_Exercise goal_:
Copy the records from their start through the line containing "ok-icon <box>801 442 813 454</box>", swapping "collapse-toggle" for "fold-toggle" and keeping everything else the same.

--- Start of Information provided ---

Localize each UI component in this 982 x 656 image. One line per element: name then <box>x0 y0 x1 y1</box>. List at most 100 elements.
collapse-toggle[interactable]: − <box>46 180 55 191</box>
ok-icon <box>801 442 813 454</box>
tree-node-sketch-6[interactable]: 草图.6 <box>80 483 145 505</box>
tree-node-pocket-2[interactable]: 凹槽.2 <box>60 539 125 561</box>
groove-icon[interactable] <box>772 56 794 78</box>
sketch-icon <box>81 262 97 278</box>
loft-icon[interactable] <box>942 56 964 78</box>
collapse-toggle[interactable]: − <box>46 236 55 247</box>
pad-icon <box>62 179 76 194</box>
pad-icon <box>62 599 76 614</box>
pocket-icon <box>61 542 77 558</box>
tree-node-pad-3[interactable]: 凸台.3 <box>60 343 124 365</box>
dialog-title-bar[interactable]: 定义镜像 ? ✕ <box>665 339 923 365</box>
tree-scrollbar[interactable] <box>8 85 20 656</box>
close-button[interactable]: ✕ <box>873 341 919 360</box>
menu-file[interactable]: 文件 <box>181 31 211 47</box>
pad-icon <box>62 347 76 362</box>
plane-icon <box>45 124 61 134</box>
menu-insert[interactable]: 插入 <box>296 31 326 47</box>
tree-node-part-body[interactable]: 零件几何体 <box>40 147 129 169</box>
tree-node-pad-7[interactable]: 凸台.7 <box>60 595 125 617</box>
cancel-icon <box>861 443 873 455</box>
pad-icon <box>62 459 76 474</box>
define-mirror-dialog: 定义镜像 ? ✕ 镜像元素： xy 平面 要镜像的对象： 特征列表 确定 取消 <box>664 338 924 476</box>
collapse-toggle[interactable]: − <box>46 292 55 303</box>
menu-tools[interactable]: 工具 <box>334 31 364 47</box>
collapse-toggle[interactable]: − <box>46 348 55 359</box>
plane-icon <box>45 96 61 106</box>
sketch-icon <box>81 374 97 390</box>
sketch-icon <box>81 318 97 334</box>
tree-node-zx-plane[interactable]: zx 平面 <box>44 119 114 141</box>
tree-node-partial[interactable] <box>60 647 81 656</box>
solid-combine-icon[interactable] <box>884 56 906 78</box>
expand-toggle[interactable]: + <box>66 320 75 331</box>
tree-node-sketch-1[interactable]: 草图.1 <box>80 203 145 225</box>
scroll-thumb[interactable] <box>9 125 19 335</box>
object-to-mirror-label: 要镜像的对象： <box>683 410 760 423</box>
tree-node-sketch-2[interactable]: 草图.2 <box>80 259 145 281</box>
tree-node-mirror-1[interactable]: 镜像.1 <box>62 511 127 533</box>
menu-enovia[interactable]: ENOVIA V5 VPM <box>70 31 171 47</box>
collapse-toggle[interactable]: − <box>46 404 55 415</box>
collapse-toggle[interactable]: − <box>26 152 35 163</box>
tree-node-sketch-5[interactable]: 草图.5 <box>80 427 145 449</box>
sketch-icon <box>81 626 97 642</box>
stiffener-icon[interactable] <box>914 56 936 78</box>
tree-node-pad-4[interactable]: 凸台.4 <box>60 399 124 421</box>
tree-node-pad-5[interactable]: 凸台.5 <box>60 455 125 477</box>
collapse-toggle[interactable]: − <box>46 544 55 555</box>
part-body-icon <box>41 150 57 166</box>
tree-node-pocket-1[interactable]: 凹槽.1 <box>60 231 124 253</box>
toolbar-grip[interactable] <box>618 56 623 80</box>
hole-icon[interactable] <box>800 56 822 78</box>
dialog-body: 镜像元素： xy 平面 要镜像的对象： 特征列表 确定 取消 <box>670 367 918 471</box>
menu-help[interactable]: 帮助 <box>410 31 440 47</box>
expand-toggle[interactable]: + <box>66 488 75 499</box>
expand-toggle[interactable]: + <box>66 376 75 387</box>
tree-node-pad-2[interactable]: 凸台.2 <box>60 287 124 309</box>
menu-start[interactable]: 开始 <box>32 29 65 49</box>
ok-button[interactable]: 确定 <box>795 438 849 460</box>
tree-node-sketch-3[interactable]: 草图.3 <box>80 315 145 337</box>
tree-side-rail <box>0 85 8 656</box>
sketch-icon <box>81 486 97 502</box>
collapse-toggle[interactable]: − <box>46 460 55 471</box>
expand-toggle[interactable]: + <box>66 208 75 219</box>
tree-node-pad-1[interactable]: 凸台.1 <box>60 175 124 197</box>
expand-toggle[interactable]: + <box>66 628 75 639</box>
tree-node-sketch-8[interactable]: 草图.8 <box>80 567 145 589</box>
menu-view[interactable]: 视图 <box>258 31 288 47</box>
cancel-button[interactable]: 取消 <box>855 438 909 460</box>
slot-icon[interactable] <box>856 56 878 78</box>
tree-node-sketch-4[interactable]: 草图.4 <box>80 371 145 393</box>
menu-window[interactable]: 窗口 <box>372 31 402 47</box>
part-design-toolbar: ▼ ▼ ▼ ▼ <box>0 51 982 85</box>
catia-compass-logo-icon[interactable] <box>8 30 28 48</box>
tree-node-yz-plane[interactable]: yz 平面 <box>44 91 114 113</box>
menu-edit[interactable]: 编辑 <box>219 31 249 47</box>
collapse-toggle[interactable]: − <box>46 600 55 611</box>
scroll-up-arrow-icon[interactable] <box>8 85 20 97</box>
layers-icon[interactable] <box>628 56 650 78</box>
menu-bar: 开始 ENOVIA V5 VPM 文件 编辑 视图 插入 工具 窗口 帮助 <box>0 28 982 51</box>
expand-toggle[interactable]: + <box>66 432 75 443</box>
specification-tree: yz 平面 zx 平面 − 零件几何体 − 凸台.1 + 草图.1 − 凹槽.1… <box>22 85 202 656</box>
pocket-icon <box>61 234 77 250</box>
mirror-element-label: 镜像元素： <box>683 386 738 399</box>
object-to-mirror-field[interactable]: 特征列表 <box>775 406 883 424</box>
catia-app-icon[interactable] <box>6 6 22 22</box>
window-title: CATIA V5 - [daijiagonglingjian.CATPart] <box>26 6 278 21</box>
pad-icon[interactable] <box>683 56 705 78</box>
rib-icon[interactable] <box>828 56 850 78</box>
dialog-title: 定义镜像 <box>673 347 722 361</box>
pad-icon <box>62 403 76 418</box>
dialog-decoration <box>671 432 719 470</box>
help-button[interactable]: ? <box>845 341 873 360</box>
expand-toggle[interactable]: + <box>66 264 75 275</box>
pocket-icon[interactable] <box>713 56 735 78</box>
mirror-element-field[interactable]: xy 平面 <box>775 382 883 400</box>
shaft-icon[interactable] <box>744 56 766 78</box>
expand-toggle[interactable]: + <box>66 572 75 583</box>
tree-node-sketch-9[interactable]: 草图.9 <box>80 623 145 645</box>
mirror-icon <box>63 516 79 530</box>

--- End of Information provided ---

_Expected answer_:
Localize each UI component in this 982 x 656 image. One line per element: name then <box>x0 y0 x1 y1</box>. List at most 100 elements.
fold-toggle[interactable]: − <box>46 180 55 191</box>
ok-icon <box>801 442 813 454</box>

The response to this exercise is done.